**What is required**
Reproduce the listing below in its entirety. Change nothing.

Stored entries

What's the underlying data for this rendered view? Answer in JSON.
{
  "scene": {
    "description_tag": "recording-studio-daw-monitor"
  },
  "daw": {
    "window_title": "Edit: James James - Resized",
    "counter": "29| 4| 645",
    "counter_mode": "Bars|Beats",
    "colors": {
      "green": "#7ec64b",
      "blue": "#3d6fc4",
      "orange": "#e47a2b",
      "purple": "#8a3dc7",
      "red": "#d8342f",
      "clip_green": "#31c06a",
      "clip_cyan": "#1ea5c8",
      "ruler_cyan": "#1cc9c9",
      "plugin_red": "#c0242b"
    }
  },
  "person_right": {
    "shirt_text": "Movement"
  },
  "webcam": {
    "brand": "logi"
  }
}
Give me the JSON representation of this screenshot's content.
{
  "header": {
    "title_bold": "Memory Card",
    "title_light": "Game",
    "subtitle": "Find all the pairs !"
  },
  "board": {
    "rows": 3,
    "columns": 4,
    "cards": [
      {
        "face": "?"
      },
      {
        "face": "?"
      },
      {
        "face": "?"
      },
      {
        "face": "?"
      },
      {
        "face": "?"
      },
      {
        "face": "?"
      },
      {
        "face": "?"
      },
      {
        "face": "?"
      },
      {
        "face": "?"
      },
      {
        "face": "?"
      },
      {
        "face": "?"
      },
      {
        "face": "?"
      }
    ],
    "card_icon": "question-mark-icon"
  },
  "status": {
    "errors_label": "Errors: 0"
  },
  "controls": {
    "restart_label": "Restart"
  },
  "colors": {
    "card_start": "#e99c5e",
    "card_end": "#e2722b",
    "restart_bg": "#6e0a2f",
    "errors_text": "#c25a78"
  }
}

**Solution to the problem**
What's the underlying data for this rendered view? Answer in JSON.
{
  "scene": {
    "description_tag": "recording-studio-daw-monitor"
  },
  "daw": {
    "window_title": "Edit: James James - Resized",
    "counter": "29| 4| 645",
    "counter_mode": "Bars|Beats",
    "colors": {
      "green": "#7ec64b",
      "blue": "#3d6fc4",
      "orange": "#e47a2b",
      "purple": "#8a3dc7",
      "red": "#d8342f",
      "clip_green": "#31c06a",
      "clip_cyan": "#1ea5c8",
      "ruler_cyan": "#1cc9c9",
      "plugin_red": "#c0242b"
    }
  },
  "person_right": {
    "shirt_text": "Movement"
  },
  "webcam": {
    "brand": "logi"
  }
}
Give me the JSON representation of this screenshot's content.
{
  "header": {
    "title_bold": "Memory Card",
    "title_light": "Game",
    "subtitle": "Find all the pairs !"
  },
  "board": {
    "rows": 3,
    "columns": 4,
    "cards": [
      {
        "face": "?"
      },
      {
        "face": "?"
      },
      {
        "face": "?"
      },
      {
        "face": "?"
      },
      {
        "face": "?"
      },
      {
        "face": "?"
      },
      {
        "face": "?"
      },
      {
        "face": "?"
      },
      {
        "face": "?"
      },
      {
        "face": "?"
      },
      {
        "face": "?"
      },
      {
        "face": "?"
      }
    ],
    "card_icon": "question-mark-icon"
  },
  "status": {
    "errors_label": "Errors: 0"
  },
  "controls": {
    "restart_label": "Restart"
  },
  "colors": {
    "card_start": "#e99c5e",
    "card_end": "#e2722b",
    "restart_bg": "#6e0a2f",
    "errors_text": "#c25a78"
  }
}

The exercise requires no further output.